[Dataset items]
________
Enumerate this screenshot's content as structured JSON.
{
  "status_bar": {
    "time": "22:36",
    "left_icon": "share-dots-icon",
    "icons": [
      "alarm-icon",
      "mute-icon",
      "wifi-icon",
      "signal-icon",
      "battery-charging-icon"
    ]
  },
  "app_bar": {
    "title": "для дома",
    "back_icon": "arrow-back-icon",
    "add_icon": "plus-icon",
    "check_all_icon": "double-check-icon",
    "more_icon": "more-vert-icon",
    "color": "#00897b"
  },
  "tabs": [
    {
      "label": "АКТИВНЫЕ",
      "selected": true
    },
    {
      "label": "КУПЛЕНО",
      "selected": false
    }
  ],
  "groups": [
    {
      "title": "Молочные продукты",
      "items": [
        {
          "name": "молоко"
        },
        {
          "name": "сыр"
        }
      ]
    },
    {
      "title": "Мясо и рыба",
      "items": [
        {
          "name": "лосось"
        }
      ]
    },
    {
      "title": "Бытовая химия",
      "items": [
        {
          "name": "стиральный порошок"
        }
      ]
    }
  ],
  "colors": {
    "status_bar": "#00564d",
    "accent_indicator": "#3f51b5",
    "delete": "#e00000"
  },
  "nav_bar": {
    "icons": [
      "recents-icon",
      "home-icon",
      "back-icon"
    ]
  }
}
________
→ DO THIS
Each line of the listing should be copied exactly.

→ IN RESPONSE
Enumerate this screenshot's content as structured JSON.
{
  "status_bar": {
    "time": "22:36",
    "left_icon": "share-dots-icon",
    "icons": [
      "alarm-icon",
      "mute-icon",
      "wifi-icon",
      "signal-icon",
      "battery-charging-icon"
    ]
  },
  "app_bar": {
    "title": "для дома",
    "back_icon": "arrow-back-icon",
    "add_icon": "plus-icon",
    "check_all_icon": "double-check-icon",
    "more_icon": "more-vert-icon",
    "color": "#00897b"
  },
  "tabs": [
    {
      "label": "АКТИВНЫЕ",
      "selected": true
    },
    {
      "label": "КУПЛЕНО",
      "selected": false
    }
  ],
  "groups": [
    {
      "title": "Молочные продукты",
      "items": [
        {
          "name": "молоко"
        },
        {
          "name": "сыр"
        }
      ]
    },
    {
      "title": "Мясо и рыба",
      "items": [
        {
          "name": "лосось"
        }
      ]
    },
    {
      "title": "Бытовая химия",
      "items": [
        {
          "name": "стиральный порошок"
        }
      ]
    }
  ],
  "colors": {
    "status_bar": "#00564d",
    "accent_indicator": "#3f51b5",
    "delete": "#e00000"
  },
  "nav_bar": {
    "icons": [
      "recents-icon",
      "home-icon",
      "back-icon"
    ]
  }
}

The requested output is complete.